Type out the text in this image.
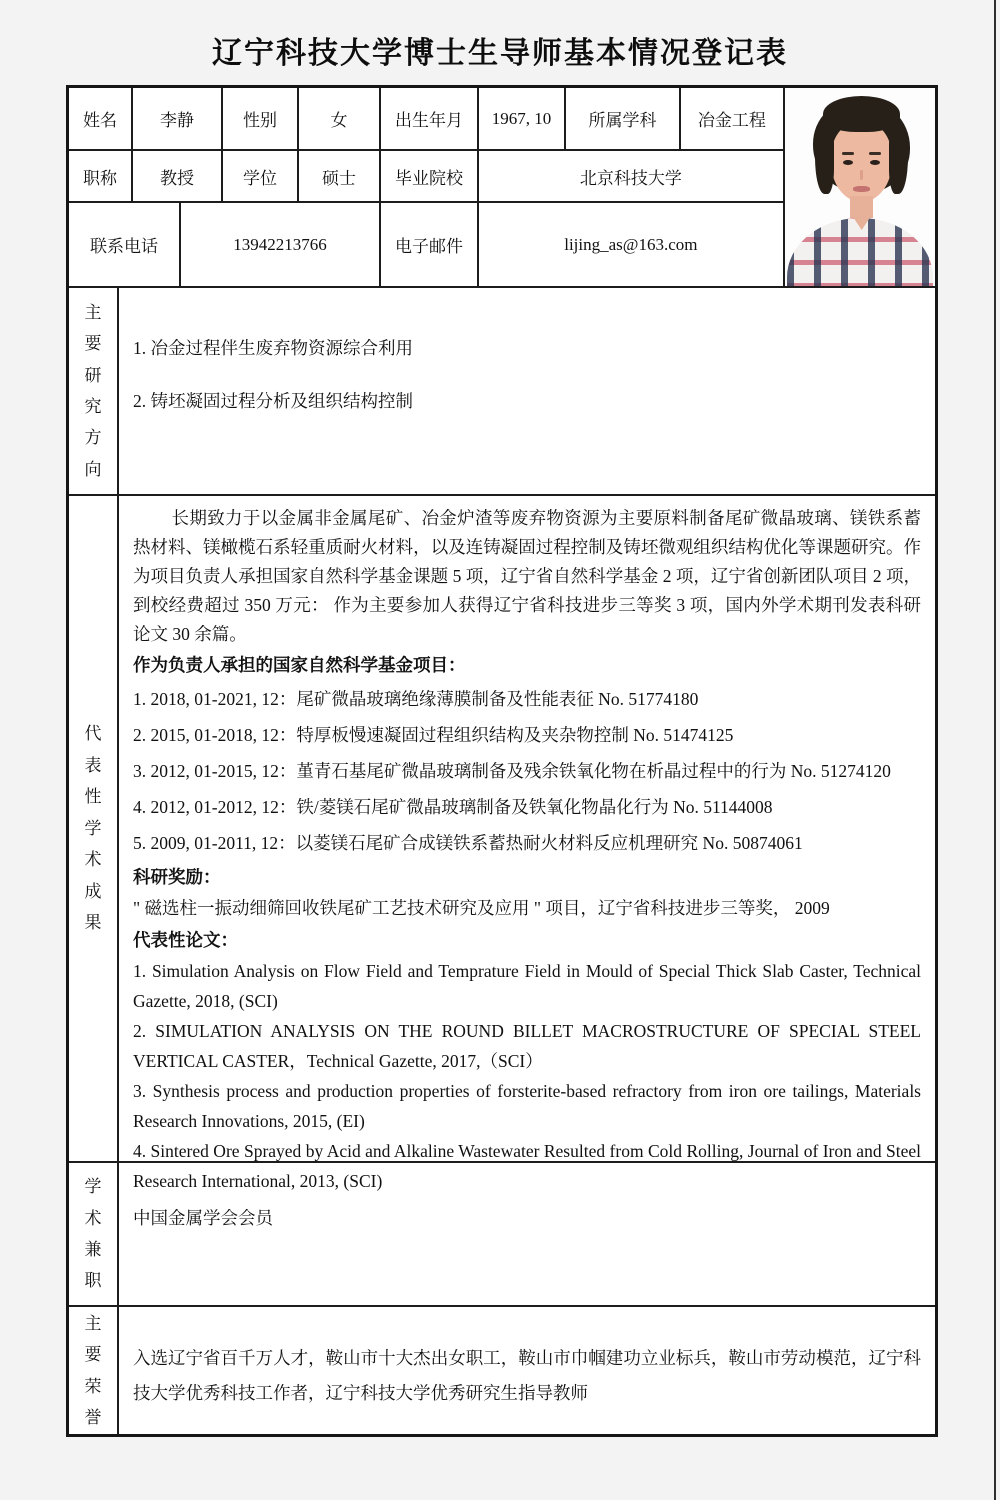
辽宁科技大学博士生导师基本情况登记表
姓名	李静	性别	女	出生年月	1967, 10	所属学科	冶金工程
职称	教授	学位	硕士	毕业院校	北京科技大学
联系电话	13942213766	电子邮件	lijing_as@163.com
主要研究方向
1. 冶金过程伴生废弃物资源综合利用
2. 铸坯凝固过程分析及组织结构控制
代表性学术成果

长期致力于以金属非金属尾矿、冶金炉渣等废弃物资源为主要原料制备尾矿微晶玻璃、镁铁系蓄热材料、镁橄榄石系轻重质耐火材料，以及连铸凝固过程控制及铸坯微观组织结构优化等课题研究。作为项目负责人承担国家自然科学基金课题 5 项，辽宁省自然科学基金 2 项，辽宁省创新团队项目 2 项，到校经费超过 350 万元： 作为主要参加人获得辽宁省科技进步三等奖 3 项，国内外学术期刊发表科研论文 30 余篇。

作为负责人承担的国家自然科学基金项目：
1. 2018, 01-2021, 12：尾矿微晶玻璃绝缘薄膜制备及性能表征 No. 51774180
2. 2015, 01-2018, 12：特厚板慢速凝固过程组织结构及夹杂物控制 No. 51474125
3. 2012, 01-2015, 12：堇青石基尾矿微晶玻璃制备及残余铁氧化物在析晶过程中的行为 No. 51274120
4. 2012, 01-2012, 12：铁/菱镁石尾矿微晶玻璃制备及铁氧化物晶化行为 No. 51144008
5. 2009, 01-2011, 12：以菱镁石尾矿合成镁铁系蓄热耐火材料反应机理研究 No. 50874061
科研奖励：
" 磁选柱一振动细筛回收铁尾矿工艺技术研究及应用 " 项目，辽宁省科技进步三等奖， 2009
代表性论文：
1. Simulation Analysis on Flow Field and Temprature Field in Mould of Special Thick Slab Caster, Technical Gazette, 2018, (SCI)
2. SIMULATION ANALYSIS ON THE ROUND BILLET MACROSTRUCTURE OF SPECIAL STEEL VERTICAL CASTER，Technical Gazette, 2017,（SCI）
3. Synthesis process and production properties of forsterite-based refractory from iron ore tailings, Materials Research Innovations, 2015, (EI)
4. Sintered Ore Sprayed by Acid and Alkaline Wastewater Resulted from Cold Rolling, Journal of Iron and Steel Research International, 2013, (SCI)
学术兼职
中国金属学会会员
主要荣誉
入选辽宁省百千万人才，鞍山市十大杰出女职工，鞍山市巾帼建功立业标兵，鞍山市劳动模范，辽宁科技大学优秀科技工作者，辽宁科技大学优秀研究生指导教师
● ● ● ● ●
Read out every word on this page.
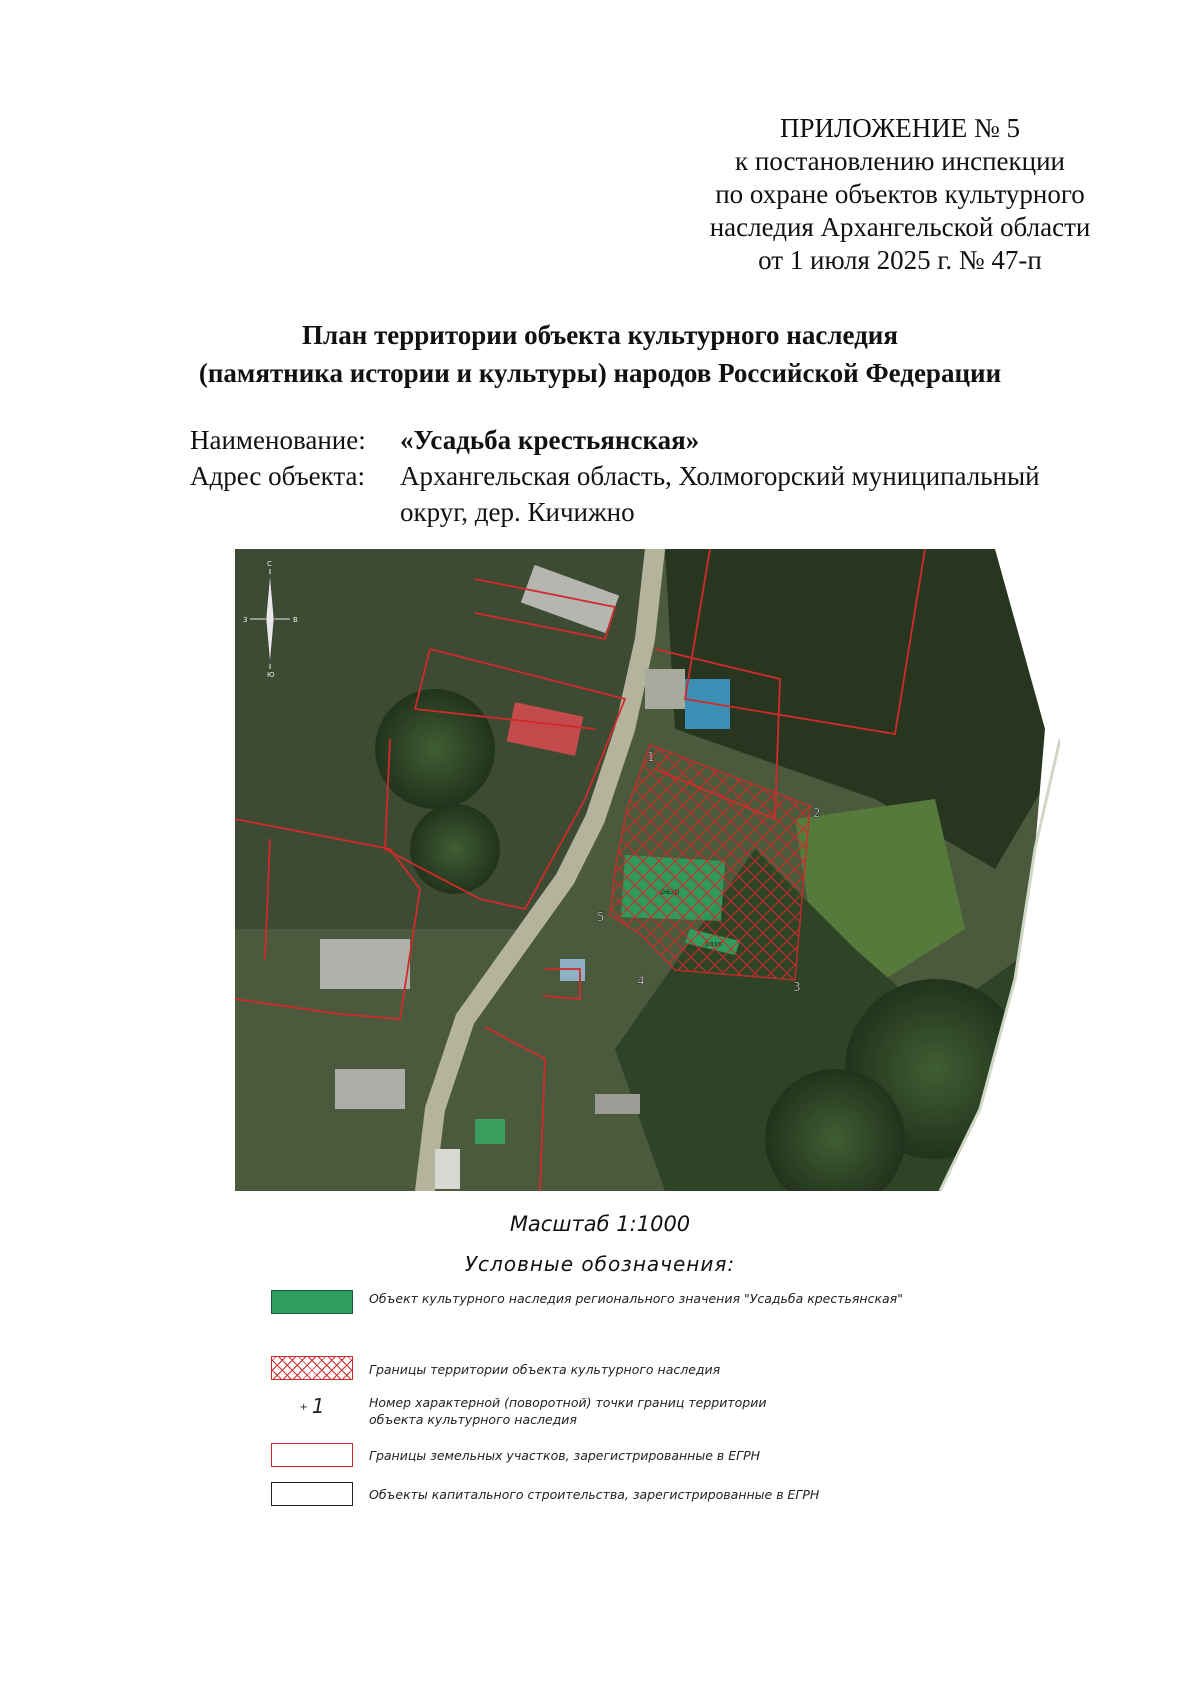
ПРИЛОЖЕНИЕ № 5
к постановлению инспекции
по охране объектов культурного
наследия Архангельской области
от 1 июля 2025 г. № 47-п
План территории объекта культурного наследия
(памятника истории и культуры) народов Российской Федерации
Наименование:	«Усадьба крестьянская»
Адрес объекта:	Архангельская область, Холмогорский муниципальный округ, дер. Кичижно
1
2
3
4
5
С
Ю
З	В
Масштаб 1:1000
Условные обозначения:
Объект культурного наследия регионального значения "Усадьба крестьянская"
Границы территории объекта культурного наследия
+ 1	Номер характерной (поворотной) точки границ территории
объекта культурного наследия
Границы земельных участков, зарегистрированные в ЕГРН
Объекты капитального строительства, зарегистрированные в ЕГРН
● ● ● ● ●
→ Task to complete: Pick out all the lines with the word "Границы" in them and copy them.

→ Solution for this problem:
Границы территории объекта культурного наследия
Границы земельных участков, зарегистрированные в ЕГРН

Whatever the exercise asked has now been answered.